++++ DATA ROWS ++++

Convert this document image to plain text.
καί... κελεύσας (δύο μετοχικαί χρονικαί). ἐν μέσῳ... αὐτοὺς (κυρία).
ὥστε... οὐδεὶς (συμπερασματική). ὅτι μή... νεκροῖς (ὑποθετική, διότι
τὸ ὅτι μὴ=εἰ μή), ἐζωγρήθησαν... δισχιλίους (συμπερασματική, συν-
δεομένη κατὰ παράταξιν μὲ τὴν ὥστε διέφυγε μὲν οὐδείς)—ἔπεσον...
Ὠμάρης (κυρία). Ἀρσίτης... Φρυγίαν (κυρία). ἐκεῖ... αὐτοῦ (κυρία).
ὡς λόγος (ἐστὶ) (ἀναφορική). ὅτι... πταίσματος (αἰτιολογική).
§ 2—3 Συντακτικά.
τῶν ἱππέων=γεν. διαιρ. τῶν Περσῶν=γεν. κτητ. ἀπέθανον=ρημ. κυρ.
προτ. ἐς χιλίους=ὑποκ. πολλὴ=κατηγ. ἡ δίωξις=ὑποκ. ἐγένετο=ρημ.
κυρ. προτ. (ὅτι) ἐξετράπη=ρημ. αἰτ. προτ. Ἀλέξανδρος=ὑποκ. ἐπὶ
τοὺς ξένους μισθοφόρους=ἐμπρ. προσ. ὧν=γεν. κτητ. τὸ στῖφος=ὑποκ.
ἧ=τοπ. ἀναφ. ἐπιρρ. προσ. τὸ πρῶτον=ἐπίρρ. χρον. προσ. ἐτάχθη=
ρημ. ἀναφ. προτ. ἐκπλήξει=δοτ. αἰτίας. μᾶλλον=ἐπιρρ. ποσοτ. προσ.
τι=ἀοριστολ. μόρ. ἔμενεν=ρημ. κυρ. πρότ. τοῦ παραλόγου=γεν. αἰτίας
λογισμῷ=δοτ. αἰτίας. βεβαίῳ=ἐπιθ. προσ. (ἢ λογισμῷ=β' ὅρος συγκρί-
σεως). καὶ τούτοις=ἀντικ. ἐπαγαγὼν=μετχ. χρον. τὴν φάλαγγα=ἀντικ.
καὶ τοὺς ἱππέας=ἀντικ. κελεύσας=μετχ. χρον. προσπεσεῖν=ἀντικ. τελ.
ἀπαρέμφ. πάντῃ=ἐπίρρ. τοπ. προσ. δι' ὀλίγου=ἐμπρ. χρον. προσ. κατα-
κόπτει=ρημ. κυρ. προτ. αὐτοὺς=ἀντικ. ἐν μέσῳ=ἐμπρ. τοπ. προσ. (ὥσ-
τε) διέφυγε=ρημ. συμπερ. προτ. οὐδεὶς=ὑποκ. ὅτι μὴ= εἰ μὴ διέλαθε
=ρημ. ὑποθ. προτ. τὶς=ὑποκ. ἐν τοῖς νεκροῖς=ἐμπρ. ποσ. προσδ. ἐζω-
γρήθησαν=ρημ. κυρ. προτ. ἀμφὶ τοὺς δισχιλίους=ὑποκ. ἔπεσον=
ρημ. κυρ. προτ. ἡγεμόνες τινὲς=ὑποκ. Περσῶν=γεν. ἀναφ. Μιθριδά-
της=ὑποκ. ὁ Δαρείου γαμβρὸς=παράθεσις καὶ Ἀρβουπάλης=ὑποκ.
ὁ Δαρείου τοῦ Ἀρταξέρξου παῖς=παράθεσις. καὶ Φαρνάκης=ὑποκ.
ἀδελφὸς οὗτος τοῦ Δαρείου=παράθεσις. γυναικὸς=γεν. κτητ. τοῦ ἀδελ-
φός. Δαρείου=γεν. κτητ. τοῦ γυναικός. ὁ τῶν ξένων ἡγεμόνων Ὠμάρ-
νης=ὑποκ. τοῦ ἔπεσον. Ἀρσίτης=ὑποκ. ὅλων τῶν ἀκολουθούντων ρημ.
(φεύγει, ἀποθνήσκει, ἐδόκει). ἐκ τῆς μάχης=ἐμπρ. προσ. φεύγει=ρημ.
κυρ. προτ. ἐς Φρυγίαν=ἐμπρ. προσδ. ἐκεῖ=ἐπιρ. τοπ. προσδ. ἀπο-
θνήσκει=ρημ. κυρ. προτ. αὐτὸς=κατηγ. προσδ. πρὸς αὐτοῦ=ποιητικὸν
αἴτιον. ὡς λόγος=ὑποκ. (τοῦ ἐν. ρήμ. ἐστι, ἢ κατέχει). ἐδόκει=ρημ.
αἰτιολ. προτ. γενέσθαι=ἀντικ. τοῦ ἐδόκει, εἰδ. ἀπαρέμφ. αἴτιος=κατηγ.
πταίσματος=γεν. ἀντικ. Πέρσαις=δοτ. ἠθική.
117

++++

DO THIS: Give the count of lines in the data above that hold the string "προσδ", with no additional words.

RESULT BELOW: 3